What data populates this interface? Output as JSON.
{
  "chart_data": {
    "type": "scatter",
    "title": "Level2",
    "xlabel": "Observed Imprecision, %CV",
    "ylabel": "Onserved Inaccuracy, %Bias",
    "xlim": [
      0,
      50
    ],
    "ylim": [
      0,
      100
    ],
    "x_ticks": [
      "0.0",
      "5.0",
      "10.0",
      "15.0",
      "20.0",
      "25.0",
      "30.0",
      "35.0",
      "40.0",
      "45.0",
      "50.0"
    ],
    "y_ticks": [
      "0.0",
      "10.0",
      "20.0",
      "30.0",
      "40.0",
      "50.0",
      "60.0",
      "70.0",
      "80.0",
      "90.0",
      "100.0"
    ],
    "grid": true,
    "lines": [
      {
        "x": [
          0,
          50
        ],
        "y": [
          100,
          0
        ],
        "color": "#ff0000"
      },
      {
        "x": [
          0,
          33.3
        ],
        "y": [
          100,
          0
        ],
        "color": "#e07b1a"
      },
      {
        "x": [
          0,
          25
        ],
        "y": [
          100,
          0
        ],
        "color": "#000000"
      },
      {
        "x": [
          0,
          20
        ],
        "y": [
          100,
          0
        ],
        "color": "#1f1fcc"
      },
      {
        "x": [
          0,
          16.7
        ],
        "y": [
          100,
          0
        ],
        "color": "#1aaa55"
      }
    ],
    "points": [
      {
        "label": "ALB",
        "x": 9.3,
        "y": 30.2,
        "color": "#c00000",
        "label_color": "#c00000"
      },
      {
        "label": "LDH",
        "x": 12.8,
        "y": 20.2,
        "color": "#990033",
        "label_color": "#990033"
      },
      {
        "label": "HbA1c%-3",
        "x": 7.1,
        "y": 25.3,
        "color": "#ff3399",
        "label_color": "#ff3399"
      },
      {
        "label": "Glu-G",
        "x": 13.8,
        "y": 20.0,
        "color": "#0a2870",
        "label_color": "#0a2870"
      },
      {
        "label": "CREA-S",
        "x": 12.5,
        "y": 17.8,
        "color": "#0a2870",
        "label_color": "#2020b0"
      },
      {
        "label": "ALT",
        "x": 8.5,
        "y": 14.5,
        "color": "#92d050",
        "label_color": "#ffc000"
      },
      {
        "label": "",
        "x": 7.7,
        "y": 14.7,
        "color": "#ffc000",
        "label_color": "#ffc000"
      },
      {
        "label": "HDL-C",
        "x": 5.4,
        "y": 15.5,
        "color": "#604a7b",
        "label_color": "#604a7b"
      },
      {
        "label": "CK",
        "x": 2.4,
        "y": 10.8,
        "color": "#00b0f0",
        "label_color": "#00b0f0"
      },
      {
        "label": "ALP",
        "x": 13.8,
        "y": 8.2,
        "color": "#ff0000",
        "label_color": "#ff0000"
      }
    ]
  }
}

● ● ● ●

## WHAT NEEDS TO BE DONE
Reproduce the material exactly, with every line intact.

## EXERCISE ANSWER
What data populates this interface? Output as JSON.
{
  "chart_data": {
    "type": "scatter",
    "title": "Level2",
    "xlabel": "Observed Imprecision, %CV",
    "ylabel": "Onserved Inaccuracy, %Bias",
    "xlim": [
      0,
      50
    ],
    "ylim": [
      0,
      100
    ],
    "x_ticks": [
      "0.0",
      "5.0",
      "10.0",
      "15.0",
      "20.0",
      "25.0",
      "30.0",
      "35.0",
      "40.0",
      "45.0",
      "50.0"
    ],
    "y_ticks": [
      "0.0",
      "10.0",
      "20.0",
      "30.0",
      "40.0",
      "50.0",
      "60.0",
      "70.0",
      "80.0",
      "90.0",
      "100.0"
    ],
    "grid": true,
    "lines": [
      {
        "x": [
          0,
          50
        ],
        "y": [
          100,
          0
        ],
        "color": "#ff0000"
      },
      {
        "x": [
          0,
          33.3
        ],
        "y": [
          100,
          0
        ],
        "color": "#e07b1a"
      },
      {
        "x": [
          0,
          25
        ],
        "y": [
          100,
          0
        ],
        "color": "#000000"
      },
      {
        "x": [
          0,
          20
        ],
        "y": [
          100,
          0
        ],
        "color": "#1f1fcc"
      },
      {
        "x": [
          0,
          16.7
        ],
        "y": [
          100,
          0
        ],
        "color": "#1aaa55"
      }
    ],
    "points": [
      {
        "label": "ALB",
        "x": 9.3,
        "y": 30.2,
        "color": "#c00000",
        "label_color": "#c00000"
      },
      {
        "label": "LDH",
        "x": 12.8,
        "y": 20.2,
        "color": "#990033",
        "label_color": "#990033"
      },
      {
        "label": "HbA1c%-3",
        "x": 7.1,
        "y": 25.3,
        "color": "#ff3399",
        "label_color": "#ff3399"
      },
      {
        "label": "Glu-G",
        "x": 13.8,
        "y": 20.0,
        "color": "#0a2870",
        "label_color": "#0a2870"
      },
      {
        "label": "CREA-S",
        "x": 12.5,
        "y": 17.8,
        "color": "#0a2870",
        "label_color": "#2020b0"
      },
      {
        "label": "ALT",
        "x": 8.5,
        "y": 14.5,
        "color": "#92d050",
        "label_color": "#ffc000"
      },
      {
        "label": "",
        "x": 7.7,
        "y": 14.7,
        "color": "#ffc000",
        "label_color": "#ffc000"
      },
      {
        "label": "HDL-C",
        "x": 5.4,
        "y": 15.5,
        "color": "#604a7b",
        "label_color": "#604a7b"
      },
      {
        "label": "CK",
        "x": 2.4,
        "y": 10.8,
        "color": "#00b0f0",
        "label_color": "#00b0f0"
      },
      {
        "label": "ALP",
        "x": 13.8,
        "y": 8.2,
        "color": "#ff0000",
        "label_color": "#ff0000"
      }
    ]
  }
}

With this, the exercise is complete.